⟨

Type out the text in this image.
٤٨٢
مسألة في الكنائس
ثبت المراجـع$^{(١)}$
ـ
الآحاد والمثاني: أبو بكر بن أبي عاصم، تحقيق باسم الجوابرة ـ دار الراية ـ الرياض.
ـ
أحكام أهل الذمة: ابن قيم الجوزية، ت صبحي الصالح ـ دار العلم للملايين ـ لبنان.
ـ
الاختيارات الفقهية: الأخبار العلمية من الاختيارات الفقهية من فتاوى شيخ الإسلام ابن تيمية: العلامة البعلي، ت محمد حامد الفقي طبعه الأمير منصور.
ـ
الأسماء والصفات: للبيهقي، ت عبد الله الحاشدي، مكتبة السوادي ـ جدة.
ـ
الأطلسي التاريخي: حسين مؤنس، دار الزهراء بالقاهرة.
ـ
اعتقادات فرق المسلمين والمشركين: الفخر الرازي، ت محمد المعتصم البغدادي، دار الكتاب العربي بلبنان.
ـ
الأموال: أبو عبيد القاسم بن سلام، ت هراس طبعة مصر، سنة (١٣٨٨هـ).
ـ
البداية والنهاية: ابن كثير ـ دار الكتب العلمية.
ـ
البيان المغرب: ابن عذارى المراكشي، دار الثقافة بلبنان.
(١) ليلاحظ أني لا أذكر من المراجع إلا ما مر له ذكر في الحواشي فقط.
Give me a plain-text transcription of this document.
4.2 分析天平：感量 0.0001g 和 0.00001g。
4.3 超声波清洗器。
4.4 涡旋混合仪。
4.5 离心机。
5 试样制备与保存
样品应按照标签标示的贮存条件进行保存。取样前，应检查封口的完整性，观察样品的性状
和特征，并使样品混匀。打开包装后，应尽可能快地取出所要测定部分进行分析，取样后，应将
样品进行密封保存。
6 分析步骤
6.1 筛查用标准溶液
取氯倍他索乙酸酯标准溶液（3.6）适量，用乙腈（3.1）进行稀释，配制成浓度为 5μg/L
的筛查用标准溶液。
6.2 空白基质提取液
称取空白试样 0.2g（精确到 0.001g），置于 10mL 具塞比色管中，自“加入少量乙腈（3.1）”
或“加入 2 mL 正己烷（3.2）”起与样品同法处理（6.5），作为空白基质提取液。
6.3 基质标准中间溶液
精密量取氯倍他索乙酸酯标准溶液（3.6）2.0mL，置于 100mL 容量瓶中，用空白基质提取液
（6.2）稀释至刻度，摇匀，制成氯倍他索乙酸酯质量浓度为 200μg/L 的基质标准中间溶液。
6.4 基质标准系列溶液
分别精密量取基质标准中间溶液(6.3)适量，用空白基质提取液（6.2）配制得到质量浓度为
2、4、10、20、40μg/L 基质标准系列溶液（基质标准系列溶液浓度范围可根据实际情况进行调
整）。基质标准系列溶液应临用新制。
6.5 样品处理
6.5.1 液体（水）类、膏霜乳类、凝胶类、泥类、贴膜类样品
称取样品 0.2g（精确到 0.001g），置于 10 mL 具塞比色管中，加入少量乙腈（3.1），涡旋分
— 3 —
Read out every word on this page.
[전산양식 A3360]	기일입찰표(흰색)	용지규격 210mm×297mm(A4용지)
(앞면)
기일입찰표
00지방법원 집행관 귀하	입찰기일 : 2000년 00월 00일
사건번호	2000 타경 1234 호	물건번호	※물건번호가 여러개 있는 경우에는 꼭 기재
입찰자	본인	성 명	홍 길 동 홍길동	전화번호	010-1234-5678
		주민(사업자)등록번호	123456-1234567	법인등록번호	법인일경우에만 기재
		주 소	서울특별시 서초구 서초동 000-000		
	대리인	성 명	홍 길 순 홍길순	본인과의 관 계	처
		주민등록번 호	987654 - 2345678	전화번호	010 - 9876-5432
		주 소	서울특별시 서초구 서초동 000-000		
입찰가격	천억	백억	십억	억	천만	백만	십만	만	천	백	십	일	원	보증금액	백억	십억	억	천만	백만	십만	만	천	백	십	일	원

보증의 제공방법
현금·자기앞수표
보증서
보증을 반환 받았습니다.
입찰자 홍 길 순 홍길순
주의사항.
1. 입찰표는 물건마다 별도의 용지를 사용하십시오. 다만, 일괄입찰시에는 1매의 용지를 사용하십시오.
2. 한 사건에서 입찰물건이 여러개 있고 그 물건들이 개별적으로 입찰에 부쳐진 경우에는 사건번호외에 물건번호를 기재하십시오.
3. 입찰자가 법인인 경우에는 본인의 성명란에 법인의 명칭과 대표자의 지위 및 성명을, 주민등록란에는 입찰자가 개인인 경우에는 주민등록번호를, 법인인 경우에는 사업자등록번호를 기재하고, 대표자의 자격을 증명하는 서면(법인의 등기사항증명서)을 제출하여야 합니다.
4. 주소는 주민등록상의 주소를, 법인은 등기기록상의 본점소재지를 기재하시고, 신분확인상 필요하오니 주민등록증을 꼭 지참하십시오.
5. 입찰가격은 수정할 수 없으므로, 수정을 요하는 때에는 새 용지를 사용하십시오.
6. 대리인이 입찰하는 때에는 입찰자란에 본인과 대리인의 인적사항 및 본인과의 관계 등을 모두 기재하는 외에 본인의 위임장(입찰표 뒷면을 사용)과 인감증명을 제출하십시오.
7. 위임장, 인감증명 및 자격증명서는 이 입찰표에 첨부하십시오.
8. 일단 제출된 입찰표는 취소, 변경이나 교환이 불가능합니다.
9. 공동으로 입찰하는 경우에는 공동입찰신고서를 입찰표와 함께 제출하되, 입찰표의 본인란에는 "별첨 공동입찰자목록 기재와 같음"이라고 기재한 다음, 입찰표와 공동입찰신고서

⟩

BRIEF:
Your task is to repeat every entry exactly.

RESULT BELOW:
Type out the text in this image.
٤٨٢
مسألة في الكنائس
ثبت المراجـع$^{(١)}$
ـ
الآحاد والمثاني: أبو بكر بن أبي عاصم، تحقيق باسم الجوابرة ـ دار الراية ـ الرياض.
ـ
أحكام أهل الذمة: ابن قيم الجوزية، ت صبحي الصالح ـ دار العلم للملايين ـ لبنان.
ـ
الاختيارات الفقهية: الأخبار العلمية من الاختيارات الفقهية من فتاوى شيخ الإسلام ابن تيمية: العلامة البعلي، ت محمد حامد الفقي طبعه الأمير منصور.
ـ
الأسماء والصفات: للبيهقي، ت عبد الله الحاشدي، مكتبة السوادي ـ جدة.
ـ
الأطلسي التاريخي: حسين مؤنس، دار الزهراء بالقاهرة.
ـ
اعتقادات فرق المسلمين والمشركين: الفخر الرازي، ت محمد المعتصم البغدادي، دار الكتاب العربي بلبنان.
ـ
الأموال: أبو عبيد القاسم بن سلام، ت هراس طبعة مصر، سنة (١٣٨٨هـ).
ـ
البداية والنهاية: ابن كثير ـ دار الكتب العلمية.
ـ
البيان المغرب: ابن عذارى المراكشي، دار الثقافة بلبنان.
(١) ليلاحظ أني لا أذكر من المراجع إلا ما مر له ذكر في الحواشي فقط.
Give me a plain-text transcription of this document.
4.2 分析天平：感量 0.0001g 和 0.00001g。
4.3 超声波清洗器。
4.4 涡旋混合仪。
4.5 离心机。
5 试样制备与保存
样品应按照标签标示的贮存条件进行保存。取样前，应检查封口的完整性，观察样品的性状
和特征，并使样品混匀。打开包装后，应尽可能快地取出所要测定部分进行分析，取样后，应将
样品进行密封保存。
6 分析步骤
6.1 筛查用标准溶液
取氯倍他索乙酸酯标准溶液（3.6）适量，用乙腈（3.1）进行稀释，配制成浓度为 5μg/L
的筛查用标准溶液。
6.2 空白基质提取液
称取空白试样 0.2g（精确到 0.001g），置于 10mL 具塞比色管中，自“加入少量乙腈（3.1）”
或“加入 2 mL 正己烷（3.2）”起与样品同法处理（6.5），作为空白基质提取液。
6.3 基质标准中间溶液
精密量取氯倍他索乙酸酯标准溶液（3.6）2.0mL，置于 100mL 容量瓶中，用空白基质提取液
（6.2）稀释至刻度，摇匀，制成氯倍他索乙酸酯质量浓度为 200μg/L 的基质标准中间溶液。
6.4 基质标准系列溶液
分别精密量取基质标准中间溶液(6.3)适量，用空白基质提取液（6.2）配制得到质量浓度为
2、4、10、20、40μg/L 基质标准系列溶液（基质标准系列溶液浓度范围可根据实际情况进行调
整）。基质标准系列溶液应临用新制。
6.5 样品处理
6.5.1 液体（水）类、膏霜乳类、凝胶类、泥类、贴膜类样品
称取样品 0.2g（精确到 0.001g），置于 10 mL 具塞比色管中，加入少量乙腈（3.1），涡旋分
— 3 —
Read out every word on this page.
[전산양식 A3360]	기일입찰표(흰색)	용지규격 210mm×297mm(A4용지)
(앞면)
기일입찰표
00지방법원 집행관 귀하	입찰기일 : 2000년 00월 00일
사건번호	2000 타경 1234 호	물건번호	※물건번호가 여러개 있는 경우에는 꼭 기재
입찰자	본인	성 명	홍 길 동 홍길동	전화번호	010-1234-5678
		주민(사업자)등록번호	123456-1234567	법인등록번호	법인일경우에만 기재
		주 소	서울특별시 서초구 서초동 000-000		
	대리인	성 명	홍 길 순 홍길순	본인과의 관 계	처
		주민등록번 호	987654 - 2345678	전화번호	010 - 9876-5432
		주 소	서울특별시 서초구 서초동 000-000		
입찰가격	천억	백억	십억	억	천만	백만	십만	만	천	백	십	일	원	보증금액	백억	십억	억	천만	백만	십만	만	천	백	십	일	원

보증의 제공방법
현금·자기앞수표
보증서
보증을 반환 받았습니다.
입찰자 홍 길 순 홍길순
주의사항.
1. 입찰표는 물건마다 별도의 용지를 사용하십시오. 다만, 일괄입찰시에는 1매의 용지를 사용하십시오.
2. 한 사건에서 입찰물건이 여러개 있고 그 물건들이 개별적으로 입찰에 부쳐진 경우에는 사건번호외에 물건번호를 기재하십시오.
3. 입찰자가 법인인 경우에는 본인의 성명란에 법인의 명칭과 대표자의 지위 및 성명을, 주민등록란에는 입찰자가 개인인 경우에는 주민등록번호를, 법인인 경우에는 사업자등록번호를 기재하고, 대표자의 자격을 증명하는 서면(법인의 등기사항증명서)을 제출하여야 합니다.
4. 주소는 주민등록상의 주소를, 법인은 등기기록상의 본점소재지를 기재하시고, 신분확인상 필요하오니 주민등록증을 꼭 지참하십시오.
5. 입찰가격은 수정할 수 없으므로, 수정을 요하는 때에는 새 용지를 사용하십시오.
6. 대리인이 입찰하는 때에는 입찰자란에 본인과 대리인의 인적사항 및 본인과의 관계 등을 모두 기재하는 외에 본인의 위임장(입찰표 뒷면을 사용)과 인감증명을 제출하십시오.
7. 위임장, 인감증명 및 자격증명서는 이 입찰표에 첨부하십시오.
8. 일단 제출된 입찰표는 취소, 변경이나 교환이 불가능합니다.
9. 공동으로 입찰하는 경우에는 공동입찰신고서를 입찰표와 함께 제출하되, 입찰표의 본인란에는 "별첨 공동입찰자목록 기재와 같음"이라고 기재한 다음, 입찰표와 공동입찰신고서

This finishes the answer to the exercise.